»»

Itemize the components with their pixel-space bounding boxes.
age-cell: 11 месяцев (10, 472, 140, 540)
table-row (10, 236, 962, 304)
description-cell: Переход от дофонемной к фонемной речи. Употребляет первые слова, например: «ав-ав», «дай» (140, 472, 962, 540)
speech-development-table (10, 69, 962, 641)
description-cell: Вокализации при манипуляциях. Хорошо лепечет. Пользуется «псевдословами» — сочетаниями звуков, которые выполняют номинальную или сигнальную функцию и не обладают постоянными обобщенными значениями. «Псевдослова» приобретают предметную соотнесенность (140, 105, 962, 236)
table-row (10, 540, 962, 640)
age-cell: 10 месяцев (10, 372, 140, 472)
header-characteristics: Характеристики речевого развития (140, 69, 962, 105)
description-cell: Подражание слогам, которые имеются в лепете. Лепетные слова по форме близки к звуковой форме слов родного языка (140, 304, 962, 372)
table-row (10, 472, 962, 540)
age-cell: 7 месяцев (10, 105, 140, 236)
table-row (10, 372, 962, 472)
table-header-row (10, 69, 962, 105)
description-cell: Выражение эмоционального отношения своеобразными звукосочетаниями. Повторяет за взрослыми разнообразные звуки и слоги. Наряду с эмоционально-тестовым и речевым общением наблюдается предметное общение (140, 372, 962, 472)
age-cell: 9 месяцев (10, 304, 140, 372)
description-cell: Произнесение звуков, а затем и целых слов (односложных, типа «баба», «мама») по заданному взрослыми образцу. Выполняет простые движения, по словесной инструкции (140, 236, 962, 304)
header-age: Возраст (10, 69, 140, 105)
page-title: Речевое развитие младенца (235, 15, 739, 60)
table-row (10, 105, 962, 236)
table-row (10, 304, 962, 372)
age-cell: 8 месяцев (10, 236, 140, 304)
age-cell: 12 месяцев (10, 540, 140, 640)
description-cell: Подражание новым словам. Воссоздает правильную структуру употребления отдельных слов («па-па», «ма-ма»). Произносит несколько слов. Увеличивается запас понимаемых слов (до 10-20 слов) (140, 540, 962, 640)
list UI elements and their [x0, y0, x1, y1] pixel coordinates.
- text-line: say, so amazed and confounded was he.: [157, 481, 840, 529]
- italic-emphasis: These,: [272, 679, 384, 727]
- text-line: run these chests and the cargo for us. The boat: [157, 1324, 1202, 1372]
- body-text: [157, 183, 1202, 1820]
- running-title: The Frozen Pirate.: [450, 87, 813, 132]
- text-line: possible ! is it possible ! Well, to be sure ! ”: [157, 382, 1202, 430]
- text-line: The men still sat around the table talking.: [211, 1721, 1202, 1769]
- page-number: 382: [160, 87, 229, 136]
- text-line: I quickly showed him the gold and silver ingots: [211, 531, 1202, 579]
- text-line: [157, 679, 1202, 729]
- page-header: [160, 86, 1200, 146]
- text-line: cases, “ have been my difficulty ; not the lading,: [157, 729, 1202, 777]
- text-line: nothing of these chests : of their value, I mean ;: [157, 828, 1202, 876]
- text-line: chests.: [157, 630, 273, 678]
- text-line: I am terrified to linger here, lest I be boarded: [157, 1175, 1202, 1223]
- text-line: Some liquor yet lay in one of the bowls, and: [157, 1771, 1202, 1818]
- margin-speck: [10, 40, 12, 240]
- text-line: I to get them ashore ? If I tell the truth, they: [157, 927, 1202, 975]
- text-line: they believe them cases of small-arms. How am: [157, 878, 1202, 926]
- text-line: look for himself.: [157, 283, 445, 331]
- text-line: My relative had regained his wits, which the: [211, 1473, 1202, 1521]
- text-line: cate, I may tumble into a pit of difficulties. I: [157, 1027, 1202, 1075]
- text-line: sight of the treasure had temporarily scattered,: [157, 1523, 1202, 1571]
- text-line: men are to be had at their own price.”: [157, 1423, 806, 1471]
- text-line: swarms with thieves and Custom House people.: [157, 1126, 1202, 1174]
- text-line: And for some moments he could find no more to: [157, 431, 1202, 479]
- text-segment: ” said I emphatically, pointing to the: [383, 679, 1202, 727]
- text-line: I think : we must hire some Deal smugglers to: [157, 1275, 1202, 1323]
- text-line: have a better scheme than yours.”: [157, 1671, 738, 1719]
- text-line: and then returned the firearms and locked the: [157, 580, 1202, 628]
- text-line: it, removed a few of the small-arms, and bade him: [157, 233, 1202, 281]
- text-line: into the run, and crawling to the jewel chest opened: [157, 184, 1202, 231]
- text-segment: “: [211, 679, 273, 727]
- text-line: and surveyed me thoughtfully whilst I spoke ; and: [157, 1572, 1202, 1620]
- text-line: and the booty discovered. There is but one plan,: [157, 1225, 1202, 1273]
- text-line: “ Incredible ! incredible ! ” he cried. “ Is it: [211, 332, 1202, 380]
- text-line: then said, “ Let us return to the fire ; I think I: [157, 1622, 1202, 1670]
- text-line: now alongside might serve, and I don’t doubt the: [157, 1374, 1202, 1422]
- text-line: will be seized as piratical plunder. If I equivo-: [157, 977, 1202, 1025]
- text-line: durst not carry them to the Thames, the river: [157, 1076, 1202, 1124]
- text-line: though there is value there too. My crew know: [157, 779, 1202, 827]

««

## Written request
Reproduce every one of the rows above verbatim, keeping each line unchanged.

## Finished exercise
Itemize the components with their pixel-space bounding boxes.
age-cell: 11 месяцев (10, 472, 140, 540)
table-row (10, 236, 962, 304)
description-cell: Переход от дофонемной к фонемной речи. Употребляет первые слова, например: «ав-ав», «дай» (140, 472, 962, 540)
speech-development-table (10, 69, 962, 641)
description-cell: Вокализации при манипуляциях. Хорошо лепечет. Пользуется «псевдословами» — сочетаниями звуков, которые выполняют номинальную или сигнальную функцию и не обладают постоянными обобщенными значениями. «Псевдослова» приобретают предметную соотнесенность (140, 105, 962, 236)
table-row (10, 540, 962, 640)
age-cell: 10 месяцев (10, 372, 140, 472)
header-characteristics: Характеристики речевого развития (140, 69, 962, 105)
description-cell: Подражание слогам, которые имеются в лепете. Лепетные слова по форме близки к звуковой форме слов родного языка (140, 304, 962, 372)
table-row (10, 472, 962, 540)
age-cell: 7 месяцев (10, 105, 140, 236)
table-row (10, 372, 962, 472)
table-header-row (10, 69, 962, 105)
description-cell: Выражение эмоционального отношения своеобразными звукосочетаниями. Повторяет за взрослыми разнообразные звуки и слоги. Наряду с эмоционально-тестовым и речевым общением наблюдается предметное общение (140, 372, 962, 472)
age-cell: 9 месяцев (10, 304, 140, 372)
description-cell: Произнесение звуков, а затем и целых слов (односложных, типа «баба», «мама») по заданному взрослыми образцу. Выполняет простые движения, по словесной инструкции (140, 236, 962, 304)
header-age: Возраст (10, 69, 140, 105)
page-title: Речевое развитие младенца (235, 15, 739, 60)
table-row (10, 105, 962, 236)
table-row (10, 304, 962, 372)
age-cell: 8 месяцев (10, 236, 140, 304)
age-cell: 12 месяцев (10, 540, 140, 640)
description-cell: Подражание новым словам. Воссоздает правильную структуру употребления отдельных слов («па-па», «ма-ма»). Произносит несколько слов. Увеличивается запас понимаемых слов (до 10-20 слов) (140, 540, 962, 640)
list UI elements and their [x0, y0, x1, y1] pixel coordinates.
- text-line: say, so amazed and confounded was he.: [157, 481, 840, 529]
- italic-emphasis: These,: [272, 679, 384, 727]
- text-line: run these chests and the cargo for us. The boat: [157, 1324, 1202, 1372]
- body-text: [157, 183, 1202, 1820]
- running-title: The Frozen Pirate.: [450, 87, 813, 132]
- text-line: possible ! is it possible ! Well, to be sure ! ”: [157, 382, 1202, 430]
- text-line: The men still sat around the table talking.: [211, 1721, 1202, 1769]
- page-number: 382: [160, 87, 229, 136]
- text-line: I quickly showed him the gold and silver ingots: [211, 531, 1202, 579]
- text-line: [157, 679, 1202, 729]
- page-header: [160, 86, 1200, 146]
- text-line: cases, “ have been my difficulty ; not the lading,: [157, 729, 1202, 777]
- text-line: nothing of these chests : of their value, I mean ;: [157, 828, 1202, 876]
- text-line: chests.: [157, 630, 273, 678]
- text-line: I am terrified to linger here, lest I be boarded: [157, 1175, 1202, 1223]
- text-line: Some liquor yet lay in one of the bowls, and: [157, 1771, 1202, 1818]
- margin-speck: [10, 40, 12, 240]
- text-line: I to get them ashore ? If I tell the truth, they: [157, 927, 1202, 975]
- text-line: they believe them cases of small-arms. How am: [157, 878, 1202, 926]
- text-line: look for himself.: [157, 283, 445, 331]
- text-line: My relative had regained his wits, which the: [211, 1473, 1202, 1521]
- text-line: cate, I may tumble into a pit of difficulties. I: [157, 1027, 1202, 1075]
- text-line: sight of the treasure had temporarily scattered,: [157, 1523, 1202, 1571]
- text-line: men are to be had at their own price.”: [157, 1423, 806, 1471]
- text-line: swarms with thieves and Custom House people.: [157, 1126, 1202, 1174]
- text-line: And for some moments he could find no more to: [157, 431, 1202, 479]
- text-segment: ” said I emphatically, pointing to the: [383, 679, 1202, 727]
- text-line: I think : we must hire some Deal smugglers to: [157, 1275, 1202, 1323]
- text-line: have a better scheme than yours.”: [157, 1671, 738, 1719]
- text-line: and then returned the firearms and locked the: [157, 580, 1202, 628]
- text-line: it, removed a few of the small-arms, and bade him: [157, 233, 1202, 281]
- text-line: into the run, and crawling to the jewel chest opened: [157, 184, 1202, 231]
- text-segment: “: [211, 679, 273, 727]
- text-line: and surveyed me thoughtfully whilst I spoke ; and: [157, 1572, 1202, 1620]
- text-line: and the booty discovered. There is but one plan,: [157, 1225, 1202, 1273]
- text-line: “ Incredible ! incredible ! ” he cried. “ Is it: [211, 332, 1202, 380]
- text-line: then said, “ Let us return to the fire ; I think I: [157, 1622, 1202, 1670]
- text-line: now alongside might serve, and I don’t doubt the: [157, 1374, 1202, 1422]
- text-line: will be seized as piratical plunder. If I equivo-: [157, 977, 1202, 1025]
- text-line: durst not carry them to the Thames, the river: [157, 1076, 1202, 1124]
- text-line: though there is value there too. My crew know: [157, 779, 1202, 827]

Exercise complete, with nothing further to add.